Dataset items
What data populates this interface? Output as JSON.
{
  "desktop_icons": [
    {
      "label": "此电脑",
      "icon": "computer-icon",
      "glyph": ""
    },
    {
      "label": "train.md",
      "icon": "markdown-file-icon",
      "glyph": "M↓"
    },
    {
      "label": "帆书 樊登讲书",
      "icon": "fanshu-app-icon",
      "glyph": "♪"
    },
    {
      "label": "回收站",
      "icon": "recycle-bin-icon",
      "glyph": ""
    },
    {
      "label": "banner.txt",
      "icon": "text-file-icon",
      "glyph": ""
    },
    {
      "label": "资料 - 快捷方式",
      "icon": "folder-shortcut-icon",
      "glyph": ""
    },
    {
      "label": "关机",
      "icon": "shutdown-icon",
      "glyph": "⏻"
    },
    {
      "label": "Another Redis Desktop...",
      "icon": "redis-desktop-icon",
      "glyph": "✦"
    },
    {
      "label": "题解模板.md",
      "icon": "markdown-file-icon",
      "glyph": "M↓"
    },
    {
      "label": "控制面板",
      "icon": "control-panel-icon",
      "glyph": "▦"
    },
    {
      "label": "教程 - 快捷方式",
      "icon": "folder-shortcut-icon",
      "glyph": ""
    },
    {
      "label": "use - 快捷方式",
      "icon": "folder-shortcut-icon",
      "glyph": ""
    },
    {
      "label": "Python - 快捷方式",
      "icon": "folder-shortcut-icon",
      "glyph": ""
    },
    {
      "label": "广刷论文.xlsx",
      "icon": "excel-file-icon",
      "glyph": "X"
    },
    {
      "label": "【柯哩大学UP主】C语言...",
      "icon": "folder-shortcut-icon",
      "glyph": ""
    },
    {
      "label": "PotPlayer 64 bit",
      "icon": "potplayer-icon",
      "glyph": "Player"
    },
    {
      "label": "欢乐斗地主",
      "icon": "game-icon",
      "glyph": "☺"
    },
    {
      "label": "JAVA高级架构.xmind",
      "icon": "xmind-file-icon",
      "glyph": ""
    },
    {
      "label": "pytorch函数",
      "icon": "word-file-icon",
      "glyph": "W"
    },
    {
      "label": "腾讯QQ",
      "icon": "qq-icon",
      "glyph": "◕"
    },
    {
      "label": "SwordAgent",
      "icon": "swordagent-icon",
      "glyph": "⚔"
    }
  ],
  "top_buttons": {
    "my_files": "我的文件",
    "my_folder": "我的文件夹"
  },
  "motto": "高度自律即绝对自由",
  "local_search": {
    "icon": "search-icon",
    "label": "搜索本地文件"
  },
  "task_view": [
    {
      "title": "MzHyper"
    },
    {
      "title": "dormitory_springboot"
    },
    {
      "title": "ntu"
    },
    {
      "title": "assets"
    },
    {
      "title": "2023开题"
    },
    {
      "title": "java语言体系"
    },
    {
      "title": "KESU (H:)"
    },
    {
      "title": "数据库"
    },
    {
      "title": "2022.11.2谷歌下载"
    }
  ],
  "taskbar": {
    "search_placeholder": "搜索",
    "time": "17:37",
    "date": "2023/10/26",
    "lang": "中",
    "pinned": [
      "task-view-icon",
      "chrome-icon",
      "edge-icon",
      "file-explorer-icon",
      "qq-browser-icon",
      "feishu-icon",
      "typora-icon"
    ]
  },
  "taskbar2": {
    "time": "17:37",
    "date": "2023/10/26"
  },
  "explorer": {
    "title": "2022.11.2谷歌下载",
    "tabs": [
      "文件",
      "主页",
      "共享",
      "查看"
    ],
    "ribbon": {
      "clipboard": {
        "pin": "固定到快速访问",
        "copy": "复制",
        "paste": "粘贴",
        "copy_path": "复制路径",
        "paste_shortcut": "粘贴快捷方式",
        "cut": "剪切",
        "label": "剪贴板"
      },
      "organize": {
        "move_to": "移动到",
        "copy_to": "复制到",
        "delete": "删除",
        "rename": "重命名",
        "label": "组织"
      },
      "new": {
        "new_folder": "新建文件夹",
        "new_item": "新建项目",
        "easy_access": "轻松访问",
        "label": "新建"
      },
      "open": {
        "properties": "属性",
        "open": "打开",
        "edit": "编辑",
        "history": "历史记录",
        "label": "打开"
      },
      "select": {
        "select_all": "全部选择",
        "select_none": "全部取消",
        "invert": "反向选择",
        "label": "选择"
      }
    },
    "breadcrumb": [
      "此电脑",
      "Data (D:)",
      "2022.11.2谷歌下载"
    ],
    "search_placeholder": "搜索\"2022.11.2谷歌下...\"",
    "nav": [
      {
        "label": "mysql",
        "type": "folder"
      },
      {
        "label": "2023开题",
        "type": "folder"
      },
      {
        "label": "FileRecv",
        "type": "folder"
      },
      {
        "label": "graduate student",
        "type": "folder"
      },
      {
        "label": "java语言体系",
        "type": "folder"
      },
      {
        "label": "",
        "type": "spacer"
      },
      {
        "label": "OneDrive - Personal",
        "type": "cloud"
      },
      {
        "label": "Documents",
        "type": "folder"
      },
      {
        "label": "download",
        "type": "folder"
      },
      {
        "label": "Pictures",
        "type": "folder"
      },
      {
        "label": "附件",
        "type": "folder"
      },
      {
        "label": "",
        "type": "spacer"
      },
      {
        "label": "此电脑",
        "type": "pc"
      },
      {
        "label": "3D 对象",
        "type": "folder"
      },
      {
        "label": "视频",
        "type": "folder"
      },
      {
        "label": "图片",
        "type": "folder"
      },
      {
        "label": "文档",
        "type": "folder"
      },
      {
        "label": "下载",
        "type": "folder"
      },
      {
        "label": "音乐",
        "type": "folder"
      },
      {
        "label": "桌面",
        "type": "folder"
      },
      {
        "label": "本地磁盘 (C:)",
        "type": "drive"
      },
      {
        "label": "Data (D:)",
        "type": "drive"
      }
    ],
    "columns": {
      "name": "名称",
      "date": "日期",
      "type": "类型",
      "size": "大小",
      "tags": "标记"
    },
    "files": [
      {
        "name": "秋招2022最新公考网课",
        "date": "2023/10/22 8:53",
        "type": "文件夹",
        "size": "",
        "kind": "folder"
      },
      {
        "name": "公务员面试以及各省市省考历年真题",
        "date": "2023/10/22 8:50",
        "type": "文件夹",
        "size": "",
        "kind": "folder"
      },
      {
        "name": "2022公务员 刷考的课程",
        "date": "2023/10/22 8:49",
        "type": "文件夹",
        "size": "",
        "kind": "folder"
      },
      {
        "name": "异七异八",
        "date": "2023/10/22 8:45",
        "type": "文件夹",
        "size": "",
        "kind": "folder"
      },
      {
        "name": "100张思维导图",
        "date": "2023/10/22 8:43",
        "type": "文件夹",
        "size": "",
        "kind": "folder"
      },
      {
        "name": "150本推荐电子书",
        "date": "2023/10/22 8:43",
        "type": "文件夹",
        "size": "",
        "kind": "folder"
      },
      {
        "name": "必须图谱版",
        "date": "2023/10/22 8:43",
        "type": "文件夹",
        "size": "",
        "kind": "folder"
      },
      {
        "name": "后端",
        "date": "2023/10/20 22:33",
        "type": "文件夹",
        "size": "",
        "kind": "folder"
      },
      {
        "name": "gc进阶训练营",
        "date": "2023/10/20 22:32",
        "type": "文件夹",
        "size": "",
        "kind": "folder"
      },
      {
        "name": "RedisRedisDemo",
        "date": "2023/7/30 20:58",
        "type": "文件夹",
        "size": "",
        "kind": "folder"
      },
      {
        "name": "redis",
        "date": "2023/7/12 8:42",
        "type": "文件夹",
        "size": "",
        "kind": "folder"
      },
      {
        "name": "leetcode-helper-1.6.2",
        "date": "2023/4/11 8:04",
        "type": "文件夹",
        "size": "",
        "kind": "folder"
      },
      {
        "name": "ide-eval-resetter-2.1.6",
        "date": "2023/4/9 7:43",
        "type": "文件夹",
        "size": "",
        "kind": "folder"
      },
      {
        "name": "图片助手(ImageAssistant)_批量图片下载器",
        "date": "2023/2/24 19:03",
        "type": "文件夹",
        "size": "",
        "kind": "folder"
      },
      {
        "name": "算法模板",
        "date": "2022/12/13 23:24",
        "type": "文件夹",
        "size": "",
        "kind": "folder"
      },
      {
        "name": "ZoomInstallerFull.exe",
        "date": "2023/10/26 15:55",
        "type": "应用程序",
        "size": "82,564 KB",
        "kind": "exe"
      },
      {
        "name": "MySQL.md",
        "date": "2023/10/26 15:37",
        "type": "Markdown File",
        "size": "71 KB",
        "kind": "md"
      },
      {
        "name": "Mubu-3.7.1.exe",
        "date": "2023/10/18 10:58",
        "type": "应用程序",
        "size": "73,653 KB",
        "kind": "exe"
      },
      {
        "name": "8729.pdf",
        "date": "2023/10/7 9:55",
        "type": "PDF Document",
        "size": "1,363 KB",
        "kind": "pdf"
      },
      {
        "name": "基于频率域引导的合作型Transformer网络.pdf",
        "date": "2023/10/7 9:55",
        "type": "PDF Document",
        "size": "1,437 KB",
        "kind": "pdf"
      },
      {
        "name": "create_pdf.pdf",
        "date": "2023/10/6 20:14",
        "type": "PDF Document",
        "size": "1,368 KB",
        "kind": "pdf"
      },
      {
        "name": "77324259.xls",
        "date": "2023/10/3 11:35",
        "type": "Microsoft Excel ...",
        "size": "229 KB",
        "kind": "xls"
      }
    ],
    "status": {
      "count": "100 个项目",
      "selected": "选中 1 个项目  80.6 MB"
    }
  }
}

[EXERCISE AIM]
Find every line in the records that has the string "xmind", then state how many there are and nothing else.

[WRITTEN ANSWER]
2